[START INPUT FOR THIS TASK]
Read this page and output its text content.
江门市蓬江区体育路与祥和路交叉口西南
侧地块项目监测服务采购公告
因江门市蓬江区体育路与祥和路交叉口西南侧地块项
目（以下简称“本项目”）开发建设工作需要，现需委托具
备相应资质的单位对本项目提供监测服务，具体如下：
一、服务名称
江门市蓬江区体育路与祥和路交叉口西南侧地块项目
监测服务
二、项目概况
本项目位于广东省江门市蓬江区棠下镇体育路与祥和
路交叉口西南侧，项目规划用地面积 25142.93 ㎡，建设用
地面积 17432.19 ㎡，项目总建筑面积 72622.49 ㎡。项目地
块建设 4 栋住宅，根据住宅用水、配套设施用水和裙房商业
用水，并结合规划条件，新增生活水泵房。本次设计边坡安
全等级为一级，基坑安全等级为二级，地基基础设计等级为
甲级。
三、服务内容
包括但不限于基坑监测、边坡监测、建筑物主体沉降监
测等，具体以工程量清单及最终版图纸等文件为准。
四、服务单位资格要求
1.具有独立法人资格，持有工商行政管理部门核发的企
[END INPUT FOR THIS TASK]
THE TASK –
Quote the material exactly, leaving nothing out.

SOLUTION TO THE EXERCISE –
Read this page and output its text content.
江门市蓬江区体育路与祥和路交叉口西南
侧地块项目监测服务采购公告
因江门市蓬江区体育路与祥和路交叉口西南侧地块项
目（以下简称“本项目”）开发建设工作需要，现需委托具
备相应资质的单位对本项目提供监测服务，具体如下：
一、服务名称
江门市蓬江区体育路与祥和路交叉口西南侧地块项目
监测服务
二、项目概况
本项目位于广东省江门市蓬江区棠下镇体育路与祥和
路交叉口西南侧，项目规划用地面积 25142.93 ㎡，建设用
地面积 17432.19 ㎡，项目总建筑面积 72622.49 ㎡。项目地
块建设 4 栋住宅，根据住宅用水、配套设施用水和裙房商业
用水，并结合规划条件，新增生活水泵房。本次设计边坡安
全等级为一级，基坑安全等级为二级，地基基础设计等级为
甲级。
三、服务内容
包括但不限于基坑监测、边坡监测、建筑物主体沉降监
测等，具体以工程量清单及最终版图纸等文件为准。
四、服务单位资格要求
1.具有独立法人资格，持有工商行政管理部门核发的企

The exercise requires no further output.